▸ WRITTEN PROBLEM: Everything in the data should be repeated exactly, save for the images.

[Data items]
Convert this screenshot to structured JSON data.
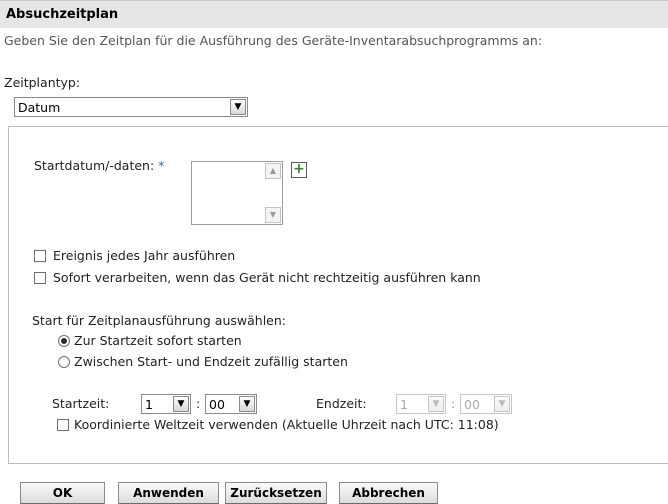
{
  "header": {
    "title": "Absuchzeitplan"
  },
  "description": "Geben Sie den Zeitplan für die Ausführung des Geräte-Inventarabsuchprogramms an:",
  "schedule_type": {
    "label": "Zeitplantyp:",
    "value": "Datum"
  },
  "start_dates": {
    "label": "Startdatum/-daten:",
    "required_mark": "*"
  },
  "options": {
    "yearly": "Ereignis jedes Jahr ausführen",
    "process_immediately": "Sofort verarbeiten, wenn das Gerät nicht rechtzeitig ausführen kann"
  },
  "start_selection": {
    "label": "Start für Zeitplanausführung auswählen:",
    "opt_start_time": "Zur Startzeit sofort starten",
    "opt_random": "Zwischen Start- und Endzeit zufällig starten"
  },
  "time": {
    "start_label": "Startzeit:",
    "start_hour": "1",
    "start_min": "00",
    "end_label": "Endzeit:",
    "end_hour": "1",
    "end_min": "00",
    "separator": ":",
    "utc_label": "Koordinierte Weltzeit verwenden (Aktuelle Uhrzeit nach UTC: 11:08)"
  },
  "buttons": {
    "ok": "OK",
    "apply": "Anwenden",
    "reset": "Zurücksetzen",
    "cancel": "Abbrechen"
  },
  "icons": {
    "dropdown": "chevron-down-icon",
    "add": "plus-icon",
    "scroll_up": "arrow-up-icon",
    "scroll_down": "arrow-down-icon"
  }
}
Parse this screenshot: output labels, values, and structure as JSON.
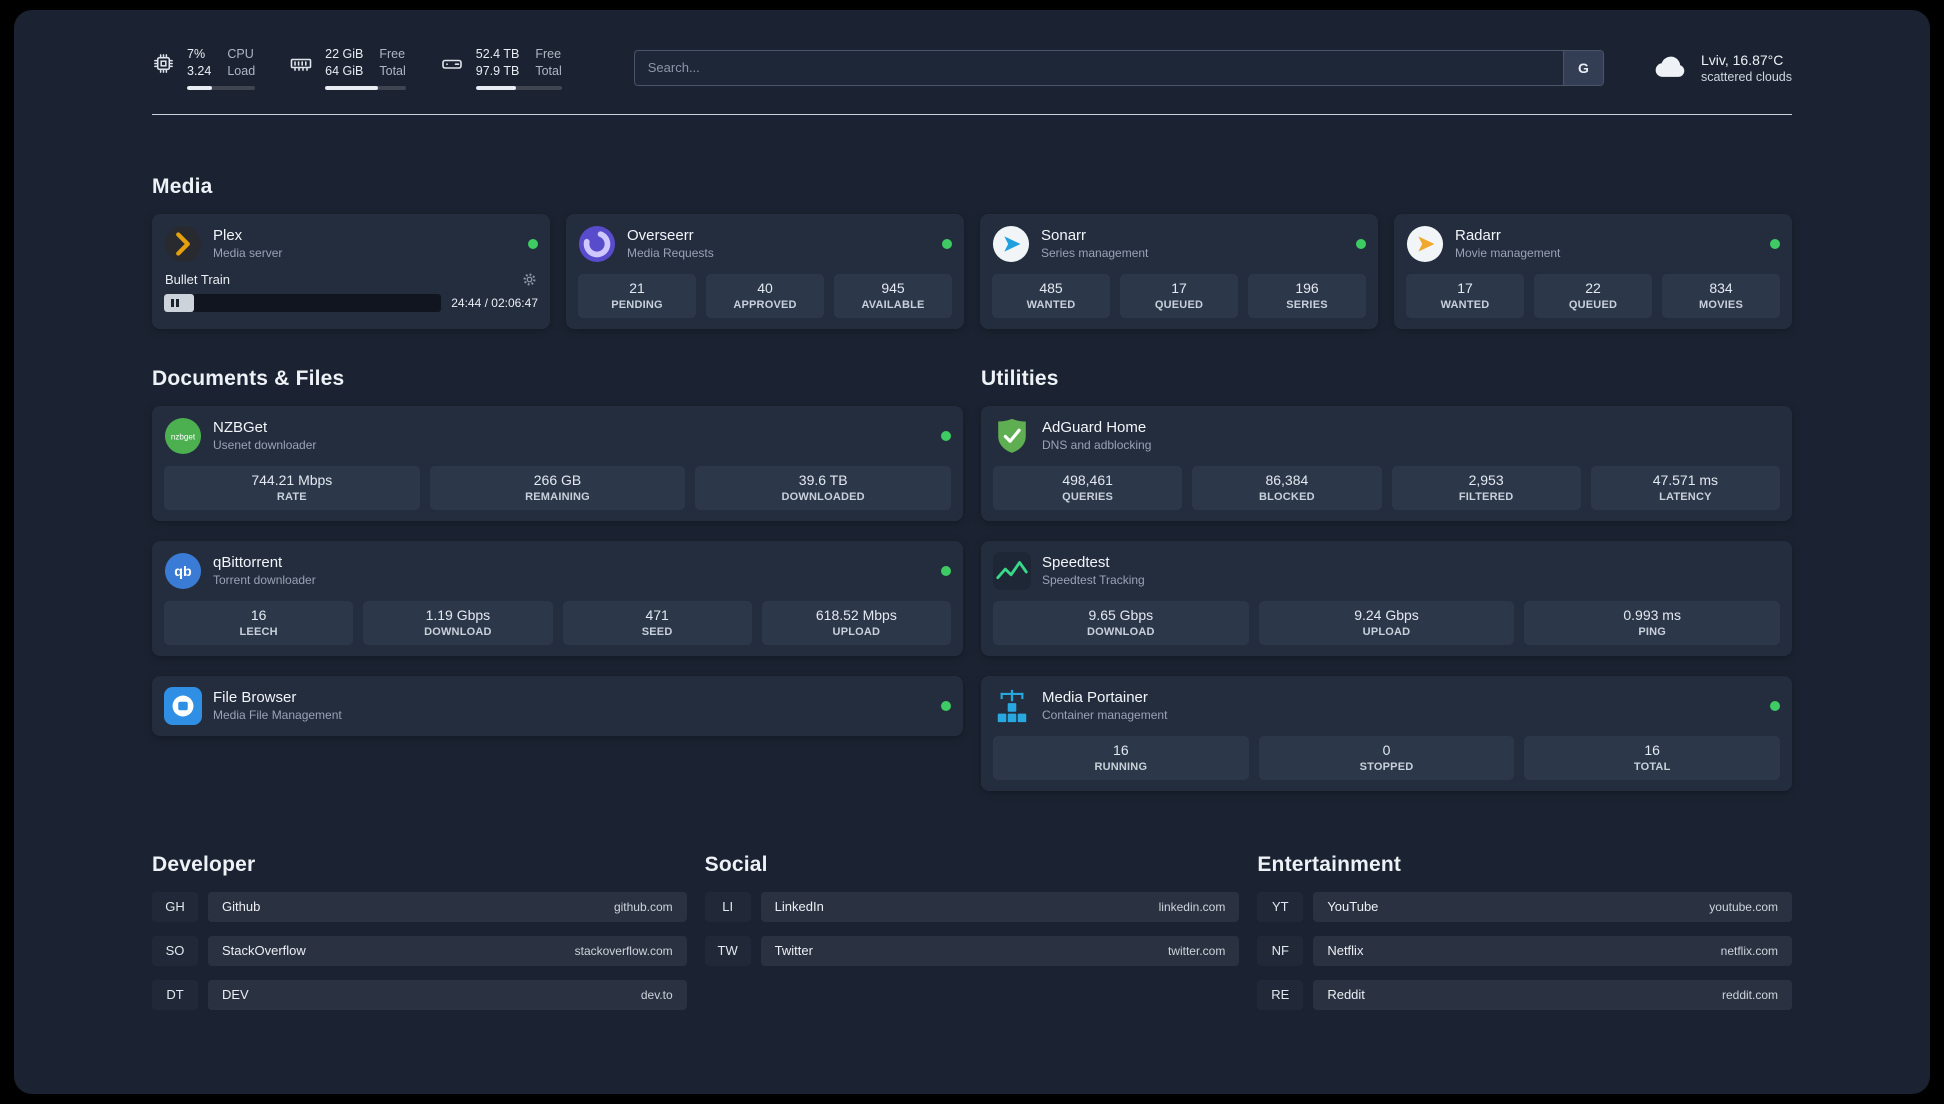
{
  "topbar": {
    "cpu": {
      "value1": "7%",
      "value2": "3.24",
      "label1": "CPU",
      "label2": "Load",
      "progress": 36
    },
    "ram": {
      "value1": "22 GiB",
      "value2": "64 GiB",
      "label1": "Free",
      "label2": "Total",
      "progress": 66
    },
    "disk": {
      "value1": "52.4 TB",
      "value2": "97.9 TB",
      "label1": "Free",
      "label2": "Total",
      "progress": 47
    },
    "search": {
      "placeholder": "Search...",
      "button_label": "G"
    },
    "weather": {
      "location": "Lviv, 16.87°C",
      "condition": "scattered clouds"
    }
  },
  "sections": {
    "media": {
      "title": "Media"
    },
    "documents": {
      "title": "Documents & Files"
    },
    "utilities": {
      "title": "Utilities"
    },
    "developer": {
      "title": "Developer"
    },
    "social": {
      "title": "Social"
    },
    "entertainment": {
      "title": "Entertainment"
    }
  },
  "apps": {
    "plex": {
      "name": "Plex",
      "subtitle": "Media server",
      "now_playing": {
        "title": "Bullet Train",
        "time": "24:44 / 02:06:47",
        "progress": 11
      }
    },
    "overseerr": {
      "name": "Overseerr",
      "subtitle": "Media Requests",
      "stats": [
        {
          "value": "21",
          "label": "PENDING"
        },
        {
          "value": "40",
          "label": "APPROVED"
        },
        {
          "value": "945",
          "label": "AVAILABLE"
        }
      ]
    },
    "sonarr": {
      "name": "Sonarr",
      "subtitle": "Series management",
      "stats": [
        {
          "value": "485",
          "label": "WANTED"
        },
        {
          "value": "17",
          "label": "QUEUED"
        },
        {
          "value": "196",
          "label": "SERIES"
        }
      ]
    },
    "radarr": {
      "name": "Radarr",
      "subtitle": "Movie management",
      "stats": [
        {
          "value": "17",
          "label": "WANTED"
        },
        {
          "value": "22",
          "label": "QUEUED"
        },
        {
          "value": "834",
          "label": "MOVIES"
        }
      ]
    },
    "nzbget": {
      "name": "NZBGet",
      "subtitle": "Usenet downloader",
      "icon_text": "nzbget",
      "stats": [
        {
          "value": "744.21 Mbps",
          "label": "RATE"
        },
        {
          "value": "266 GB",
          "label": "REMAINING"
        },
        {
          "value": "39.6 TB",
          "label": "DOWNLOADED"
        }
      ]
    },
    "qbittorrent": {
      "name": "qBittorrent",
      "subtitle": "Torrent downloader",
      "icon_text": "qb",
      "stats": [
        {
          "value": "16",
          "label": "LEECH"
        },
        {
          "value": "1.19 Gbps",
          "label": "DOWNLOAD"
        },
        {
          "value": "471",
          "label": "SEED"
        },
        {
          "value": "618.52 Mbps",
          "label": "UPLOAD"
        }
      ]
    },
    "filebrowser": {
      "name": "File Browser",
      "subtitle": "Media File Management"
    },
    "adguard": {
      "name": "AdGuard Home",
      "subtitle": "DNS and adblocking",
      "stats": [
        {
          "value": "498,461",
          "label": "QUERIES"
        },
        {
          "value": "86,384",
          "label": "BLOCKED"
        },
        {
          "value": "2,953",
          "label": "FILTERED"
        },
        {
          "value": "47.571 ms",
          "label": "LATENCY"
        }
      ]
    },
    "speedtest": {
      "name": "Speedtest",
      "subtitle": "Speedtest Tracking",
      "stats": [
        {
          "value": "9.65 Gbps",
          "label": "DOWNLOAD"
        },
        {
          "value": "9.24 Gbps",
          "label": "UPLOAD"
        },
        {
          "value": "0.993 ms",
          "label": "PING"
        }
      ]
    },
    "portainer": {
      "name": "Media Portainer",
      "subtitle": "Container management",
      "stats": [
        {
          "value": "16",
          "label": "RUNNING"
        },
        {
          "value": "0",
          "label": "STOPPED"
        },
        {
          "value": "16",
          "label": "TOTAL"
        }
      ]
    }
  },
  "bookmarks": {
    "developer": [
      {
        "abbr": "GH",
        "name": "Github",
        "url": "github.com"
      },
      {
        "abbr": "SO",
        "name": "StackOverflow",
        "url": "stackoverflow.com"
      },
      {
        "abbr": "DT",
        "name": "DEV",
        "url": "dev.to"
      }
    ],
    "social": [
      {
        "abbr": "LI",
        "name": "LinkedIn",
        "url": "linkedin.com"
      },
      {
        "abbr": "TW",
        "name": "Twitter",
        "url": "twitter.com"
      }
    ],
    "entertainment": [
      {
        "abbr": "YT",
        "name": "YouTube",
        "url": "youtube.com"
      },
      {
        "abbr": "NF",
        "name": "Netflix",
        "url": "netflix.com"
      },
      {
        "abbr": "RE",
        "name": "Reddit",
        "url": "reddit.com"
      }
    ]
  }
}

▸ EXERCISE RESULT:
Convert this screenshot to structured JSON data.
{
  "header": {
    "title": "Absuchzeitplan"
  },
  "description": "Geben Sie den Zeitplan für die Ausführung des Geräte-Inventarabsuchprogramms an:",
  "schedule_type": {
    "label": "Zeitplantyp:",
    "value": "Datum"
  },
  "start_dates": {
    "label": "Startdatum/-daten:",
    "required_mark": "*"
  },
  "options": {
    "yearly": "Ereignis jedes Jahr ausführen",
    "process_immediately": "Sofort verarbeiten, wenn das Gerät nicht rechtzeitig ausführen kann"
  },
  "start_selection": {
    "label": "Start für Zeitplanausführung auswählen:",
    "opt_start_time": "Zur Startzeit sofort starten",
    "opt_random": "Zwischen Start- und Endzeit zufällig starten"
  },
  "time": {
    "start_label": "Startzeit:",
    "start_hour": "1",
    "start_min": "00",
    "end_label": "Endzeit:",
    "end_hour": "1",
    "end_min": "00",
    "separator": ":",
    "utc_label": "Koordinierte Weltzeit verwenden (Aktuelle Uhrzeit nach UTC: 11:08)"
  },
  "buttons": {
    "ok": "OK",
    "apply": "Anwenden",
    "reset": "Zurücksetzen",
    "cancel": "Abbrechen"
  },
  "icons": {
    "dropdown": "chevron-down-icon",
    "add": "plus-icon",
    "scroll_up": "arrow-up-icon",
    "scroll_down": "arrow-down-icon"
  }
}
Parse this screenshot: output labels, values, and structure as JSON.
{
  "topbar": {
    "cpu": {
      "value1": "7%",
      "value2": "3.24",
      "label1": "CPU",
      "label2": "Load",
      "progress": 36
    },
    "ram": {
      "value1": "22 GiB",
      "value2": "64 GiB",
      "label1": "Free",
      "label2": "Total",
      "progress": 66
    },
    "disk": {
      "value1": "52.4 TB",
      "value2": "97.9 TB",
      "label1": "Free",
      "label2": "Total",
      "progress": 47
    },
    "search": {
      "placeholder": "Search...",
      "button_label": "G"
    },
    "weather": {
      "location": "Lviv, 16.87°C",
      "condition": "scattered clouds"
    }
  },
  "sections": {
    "media": {
      "title": "Media"
    },
    "documents": {
      "title": "Documents & Files"
    },
    "utilities": {
      "title": "Utilities"
    },
    "developer": {
      "title": "Developer"
    },
    "social": {
      "title": "Social"
    },
    "entertainment": {
      "title": "Entertainment"
    }
  },
  "apps": {
    "plex": {
      "name": "Plex",
      "subtitle": "Media server",
      "now_playing": {
        "title": "Bullet Train",
        "time": "24:44 / 02:06:47",
        "progress": 11
      }
    },
    "overseerr": {
      "name": "Overseerr",
      "subtitle": "Media Requests",
      "stats": [
        {
          "value": "21",
          "label": "PENDING"
        },
        {
          "value": "40",
          "label": "APPROVED"
        },
        {
          "value": "945",
          "label": "AVAILABLE"
        }
      ]
    },
    "sonarr": {
      "name": "Sonarr",
      "subtitle": "Series management",
      "stats": [
        {
          "value": "485",
          "label": "WANTED"
        },
        {
          "value": "17",
          "label": "QUEUED"
        },
        {
          "value": "196",
          "label": "SERIES"
        }
      ]
    },
    "radarr": {
      "name": "Radarr",
      "subtitle": "Movie management",
      "stats": [
        {
          "value": "17",
          "label": "WANTED"
        },
        {
          "value": "22",
          "label": "QUEUED"
        },
        {
          "value": "834",
          "label": "MOVIES"
        }
      ]
    },
    "nzbget": {
      "name": "NZBGet",
      "subtitle": "Usenet downloader",
      "icon_text": "nzbget",
      "stats": [
        {
          "value": "744.21 Mbps",
          "label": "RATE"
        },
        {
          "value": "266 GB",
          "label": "REMAINING"
        },
        {
          "value": "39.6 TB",
          "label": "DOWNLOADED"
        }
      ]
    },
    "qbittorrent": {
      "name": "qBittorrent",
      "subtitle": "Torrent downloader",
      "icon_text": "qb",
      "stats": [
        {
          "value": "16",
          "label": "LEECH"
        },
        {
          "value": "1.19 Gbps",
          "label": "DOWNLOAD"
        },
        {
          "value": "471",
          "label": "SEED"
        },
        {
          "value": "618.52 Mbps",
          "label": "UPLOAD"
        }
      ]
    },
    "filebrowser": {
      "name": "File Browser",
      "subtitle": "Media File Management"
    },
    "adguard": {
      "name": "AdGuard Home",
      "subtitle": "DNS and adblocking",
      "stats": [
        {
          "value": "498,461",
          "label": "QUERIES"
        },
        {
          "value": "86,384",
          "label": "BLOCKED"
        },
        {
          "value": "2,953",
          "label": "FILTERED"
        },
        {
          "value": "47.571 ms",
          "label": "LATENCY"
        }
      ]
    },
    "speedtest": {
      "name": "Speedtest",
      "subtitle": "Speedtest Tracking",
      "stats": [
        {
          "value": "9.65 Gbps",
          "label": "DOWNLOAD"
        },
        {
          "value": "9.24 Gbps",
          "label": "UPLOAD"
        },
        {
          "value": "0.993 ms",
          "label": "PING"
        }
      ]
    },
    "portainer": {
      "name": "Media Portainer",
      "subtitle": "Container management",
      "stats": [
        {
          "value": "16",
          "label": "RUNNING"
        },
        {
          "value": "0",
          "label": "STOPPED"
        },
        {
          "value": "16",
          "label": "TOTAL"
        }
      ]
    }
  },
  "bookmarks": {
    "developer": [
      {
        "abbr": "GH",
        "name": "Github",
        "url": "github.com"
      },
      {
        "abbr": "SO",
        "name": "StackOverflow",
        "url": "stackoverflow.com"
      },
      {
        "abbr": "DT",
        "name": "DEV",
        "url": "dev.to"
      }
    ],
    "social": [
      {
        "abbr": "LI",
        "name": "LinkedIn",
        "url": "linkedin.com"
      },
      {
        "abbr": "TW",
        "name": "Twitter",
        "url": "twitter.com"
      }
    ],
    "entertainment": [
      {
        "abbr": "YT",
        "name": "YouTube",
        "url": "youtube.com"
      },
      {
        "abbr": "NF",
        "name": "Netflix",
        "url": "netflix.com"
      },
      {
        "abbr": "RE",
        "name": "Reddit",
        "url": "reddit.com"
      }
    ]
  }
}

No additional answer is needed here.